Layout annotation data
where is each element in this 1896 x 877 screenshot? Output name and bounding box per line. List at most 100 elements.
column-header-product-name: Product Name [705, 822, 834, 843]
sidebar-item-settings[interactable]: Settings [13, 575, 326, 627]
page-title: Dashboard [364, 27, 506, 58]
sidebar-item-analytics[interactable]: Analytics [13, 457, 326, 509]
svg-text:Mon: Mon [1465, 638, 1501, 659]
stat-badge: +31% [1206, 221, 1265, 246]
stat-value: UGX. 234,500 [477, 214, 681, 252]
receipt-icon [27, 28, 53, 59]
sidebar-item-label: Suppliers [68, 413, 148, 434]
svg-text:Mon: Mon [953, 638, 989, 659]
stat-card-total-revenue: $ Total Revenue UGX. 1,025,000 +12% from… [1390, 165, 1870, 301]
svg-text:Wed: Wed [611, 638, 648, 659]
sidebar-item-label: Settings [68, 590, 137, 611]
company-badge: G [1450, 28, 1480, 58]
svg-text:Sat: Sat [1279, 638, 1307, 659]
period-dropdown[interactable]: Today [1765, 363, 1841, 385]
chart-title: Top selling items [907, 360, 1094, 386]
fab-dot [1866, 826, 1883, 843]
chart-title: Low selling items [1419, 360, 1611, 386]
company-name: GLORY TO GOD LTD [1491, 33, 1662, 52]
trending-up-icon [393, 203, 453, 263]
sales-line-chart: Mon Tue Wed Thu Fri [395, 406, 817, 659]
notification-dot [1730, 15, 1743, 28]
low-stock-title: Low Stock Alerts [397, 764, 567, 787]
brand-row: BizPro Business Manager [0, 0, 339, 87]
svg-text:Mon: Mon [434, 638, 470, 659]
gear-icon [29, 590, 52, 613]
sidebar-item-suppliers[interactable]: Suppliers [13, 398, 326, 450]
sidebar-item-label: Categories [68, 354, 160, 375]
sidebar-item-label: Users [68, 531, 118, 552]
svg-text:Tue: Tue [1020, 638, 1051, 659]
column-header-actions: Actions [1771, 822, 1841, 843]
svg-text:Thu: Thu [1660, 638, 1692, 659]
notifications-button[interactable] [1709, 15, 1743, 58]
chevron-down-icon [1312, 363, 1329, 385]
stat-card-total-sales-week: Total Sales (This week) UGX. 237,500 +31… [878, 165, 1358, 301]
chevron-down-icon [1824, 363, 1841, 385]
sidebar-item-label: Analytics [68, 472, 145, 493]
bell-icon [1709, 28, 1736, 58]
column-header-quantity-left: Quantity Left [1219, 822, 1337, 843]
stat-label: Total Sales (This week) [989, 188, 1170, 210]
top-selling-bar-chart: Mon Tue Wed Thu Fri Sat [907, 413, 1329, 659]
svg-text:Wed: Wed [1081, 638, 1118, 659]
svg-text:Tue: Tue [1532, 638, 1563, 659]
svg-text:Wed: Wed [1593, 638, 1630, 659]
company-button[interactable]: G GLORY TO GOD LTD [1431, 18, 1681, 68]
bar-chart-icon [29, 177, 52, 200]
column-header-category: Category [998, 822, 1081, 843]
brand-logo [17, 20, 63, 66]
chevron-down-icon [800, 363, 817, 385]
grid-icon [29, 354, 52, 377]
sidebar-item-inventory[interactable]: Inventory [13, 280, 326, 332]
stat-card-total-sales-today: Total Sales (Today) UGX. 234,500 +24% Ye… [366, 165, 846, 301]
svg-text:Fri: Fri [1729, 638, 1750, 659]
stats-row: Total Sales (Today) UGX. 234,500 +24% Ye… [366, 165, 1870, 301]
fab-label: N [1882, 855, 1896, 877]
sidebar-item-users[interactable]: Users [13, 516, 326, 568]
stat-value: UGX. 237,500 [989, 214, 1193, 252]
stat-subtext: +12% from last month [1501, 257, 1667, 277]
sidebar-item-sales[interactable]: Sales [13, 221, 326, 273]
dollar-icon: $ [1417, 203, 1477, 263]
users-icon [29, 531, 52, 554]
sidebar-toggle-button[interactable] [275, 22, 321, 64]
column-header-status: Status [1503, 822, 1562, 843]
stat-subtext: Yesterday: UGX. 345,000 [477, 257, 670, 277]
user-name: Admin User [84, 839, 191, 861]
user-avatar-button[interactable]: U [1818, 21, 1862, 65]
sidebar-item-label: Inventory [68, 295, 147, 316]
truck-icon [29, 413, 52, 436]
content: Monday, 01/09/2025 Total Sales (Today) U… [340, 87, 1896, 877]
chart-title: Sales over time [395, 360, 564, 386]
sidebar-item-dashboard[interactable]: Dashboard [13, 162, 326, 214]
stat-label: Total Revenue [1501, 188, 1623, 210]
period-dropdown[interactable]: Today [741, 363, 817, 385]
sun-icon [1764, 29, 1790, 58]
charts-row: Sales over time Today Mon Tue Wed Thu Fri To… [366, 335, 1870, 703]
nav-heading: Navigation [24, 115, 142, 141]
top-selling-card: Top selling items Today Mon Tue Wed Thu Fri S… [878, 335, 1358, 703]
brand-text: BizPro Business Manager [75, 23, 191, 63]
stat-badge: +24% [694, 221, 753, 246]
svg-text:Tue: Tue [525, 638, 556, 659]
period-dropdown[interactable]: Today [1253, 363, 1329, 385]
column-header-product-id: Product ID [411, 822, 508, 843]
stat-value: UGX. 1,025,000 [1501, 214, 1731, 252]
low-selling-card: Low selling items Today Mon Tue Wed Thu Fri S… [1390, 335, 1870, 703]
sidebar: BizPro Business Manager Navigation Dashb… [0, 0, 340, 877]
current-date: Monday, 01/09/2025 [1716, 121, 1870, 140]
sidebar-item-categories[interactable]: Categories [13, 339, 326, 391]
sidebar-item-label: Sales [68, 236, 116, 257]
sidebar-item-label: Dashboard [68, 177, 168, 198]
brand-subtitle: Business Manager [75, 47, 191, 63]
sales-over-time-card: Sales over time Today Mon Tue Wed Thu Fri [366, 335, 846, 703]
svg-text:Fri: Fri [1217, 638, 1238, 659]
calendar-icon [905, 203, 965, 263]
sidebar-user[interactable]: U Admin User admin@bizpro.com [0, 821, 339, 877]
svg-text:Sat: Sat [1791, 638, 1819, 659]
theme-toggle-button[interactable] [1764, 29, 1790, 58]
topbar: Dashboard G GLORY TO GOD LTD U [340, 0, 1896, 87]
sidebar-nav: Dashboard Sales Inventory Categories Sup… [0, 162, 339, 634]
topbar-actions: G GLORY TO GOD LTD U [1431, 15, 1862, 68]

YOUR INSTRUCTIONS
Copy every line of these rows without changing anything.

FINISHED TASK
where is each element in this 1896 x 877 screenshot? Output name and bounding box per line. List at most 100 elements.
column-header-product-name: Product Name [705, 822, 834, 843]
sidebar-item-settings[interactable]: Settings [13, 575, 326, 627]
page-title: Dashboard [364, 27, 506, 58]
sidebar-item-analytics[interactable]: Analytics [13, 457, 326, 509]
svg-text:Mon: Mon [1465, 638, 1501, 659]
stat-badge: +31% [1206, 221, 1265, 246]
stat-value: UGX. 234,500 [477, 214, 681, 252]
receipt-icon [27, 28, 53, 59]
sidebar-item-label: Suppliers [68, 413, 148, 434]
svg-text:Mon: Mon [953, 638, 989, 659]
stat-card-total-revenue: $ Total Revenue UGX. 1,025,000 +12% from… [1390, 165, 1870, 301]
svg-text:Wed: Wed [611, 638, 648, 659]
sidebar-item-label: Settings [68, 590, 137, 611]
company-badge: G [1450, 28, 1480, 58]
svg-text:Sat: Sat [1279, 638, 1307, 659]
period-dropdown[interactable]: Today [1765, 363, 1841, 385]
chart-title: Top selling items [907, 360, 1094, 386]
fab-dot [1866, 826, 1883, 843]
chart-title: Low selling items [1419, 360, 1611, 386]
company-name: GLORY TO GOD LTD [1491, 33, 1662, 52]
trending-up-icon [393, 203, 453, 263]
sales-line-chart: Mon Tue Wed Thu Fri [395, 406, 817, 659]
notification-dot [1730, 15, 1743, 28]
low-stock-title: Low Stock Alerts [397, 764, 567, 787]
brand-row: BizPro Business Manager [0, 0, 339, 87]
svg-text:Mon: Mon [434, 638, 470, 659]
gear-icon [29, 590, 52, 613]
sidebar-item-suppliers[interactable]: Suppliers [13, 398, 326, 450]
sidebar-item-label: Categories [68, 354, 160, 375]
sidebar-item-label: Users [68, 531, 118, 552]
svg-text:Tue: Tue [1020, 638, 1051, 659]
column-header-actions: Actions [1771, 822, 1841, 843]
svg-text:Thu: Thu [1660, 638, 1692, 659]
notifications-button[interactable] [1709, 15, 1743, 58]
chevron-down-icon [1312, 363, 1329, 385]
stat-card-total-sales-week: Total Sales (This week) UGX. 237,500 +31… [878, 165, 1358, 301]
chevron-down-icon [1824, 363, 1841, 385]
sidebar-item-label: Analytics [68, 472, 145, 493]
bell-icon [1709, 28, 1736, 58]
column-header-quantity-left: Quantity Left [1219, 822, 1337, 843]
stat-label: Total Sales (This week) [989, 188, 1170, 210]
top-selling-bar-chart: Mon Tue Wed Thu Fri Sat [907, 413, 1329, 659]
svg-text:Wed: Wed [1081, 638, 1118, 659]
svg-text:Tue: Tue [1532, 638, 1563, 659]
svg-text:Wed: Wed [1593, 638, 1630, 659]
company-button[interactable]: G GLORY TO GOD LTD [1431, 18, 1681, 68]
bar-chart-icon [29, 177, 52, 200]
column-header-category: Category [998, 822, 1081, 843]
brand-logo [17, 20, 63, 66]
chevron-down-icon [800, 363, 817, 385]
grid-icon [29, 354, 52, 377]
sidebar-item-inventory[interactable]: Inventory [13, 280, 326, 332]
stat-card-total-sales-today: Total Sales (Today) UGX. 234,500 +24% Ye… [366, 165, 846, 301]
svg-text:Fri: Fri [1729, 638, 1750, 659]
stats-row: Total Sales (Today) UGX. 234,500 +24% Ye… [366, 165, 1870, 301]
fab-label: N [1882, 855, 1896, 877]
sidebar-item-users[interactable]: Users [13, 516, 326, 568]
stat-value: UGX. 237,500 [989, 214, 1193, 252]
stat-subtext: +12% from last month [1501, 257, 1667, 277]
sidebar-item-sales[interactable]: Sales [13, 221, 326, 273]
dollar-icon: $ [1417, 203, 1477, 263]
users-icon [29, 531, 52, 554]
sidebar-toggle-button[interactable] [275, 22, 321, 64]
column-header-status: Status [1503, 822, 1562, 843]
stat-subtext: Yesterday: UGX. 345,000 [477, 257, 670, 277]
user-name: Admin User [84, 839, 191, 861]
user-avatar-button[interactable]: U [1818, 21, 1862, 65]
sidebar-item-label: Inventory [68, 295, 147, 316]
truck-icon [29, 413, 52, 436]
content: Monday, 01/09/2025 Total Sales (Today) U… [340, 87, 1896, 877]
chart-title: Sales over time [395, 360, 564, 386]
sidebar-item-dashboard[interactable]: Dashboard [13, 162, 326, 214]
stat-label: Total Revenue [1501, 188, 1623, 210]
period-dropdown[interactable]: Today [741, 363, 817, 385]
sun-icon [1764, 29, 1790, 58]
charts-row: Sales over time Today Mon Tue Wed Thu Fri To… [366, 335, 1870, 703]
nav-heading: Navigation [24, 115, 142, 141]
top-selling-card: Top selling items Today Mon Tue Wed Thu Fri S… [878, 335, 1358, 703]
brand-text: BizPro Business Manager [75, 23, 191, 63]
stat-badge: +24% [694, 221, 753, 246]
svg-text:Tue: Tue [525, 638, 556, 659]
period-dropdown[interactable]: Today [1253, 363, 1329, 385]
column-header-product-id: Product ID [411, 822, 508, 843]
stat-value: UGX. 1,025,000 [1501, 214, 1731, 252]
low-selling-card: Low selling items Today Mon Tue Wed Thu Fri S… [1390, 335, 1870, 703]
sidebar: BizPro Business Manager Navigation Dashb… [0, 0, 340, 877]
current-date: Monday, 01/09/2025 [1716, 121, 1870, 140]
sidebar-item-categories[interactable]: Categories [13, 339, 326, 391]
sidebar-item-label: Sales [68, 236, 116, 257]
sidebar-item-label: Dashboard [68, 177, 168, 198]
brand-subtitle: Business Manager [75, 47, 191, 63]
sales-over-time-card: Sales over time Today Mon Tue Wed Thu Fri [366, 335, 846, 703]
svg-text:Fri: Fri [1217, 638, 1238, 659]
calendar-icon [905, 203, 965, 263]
sidebar-user[interactable]: U Admin User admin@bizpro.com [0, 821, 339, 877]
svg-text:Sat: Sat [1791, 638, 1819, 659]
theme-toggle-button[interactable] [1764, 29, 1790, 58]
topbar: Dashboard G GLORY TO GOD LTD U [340, 0, 1896, 87]
sidebar-nav: Dashboard Sales Inventory Categories Sup… [0, 162, 339, 634]
topbar-actions: G GLORY TO GOD LTD U [1431, 15, 1862, 68]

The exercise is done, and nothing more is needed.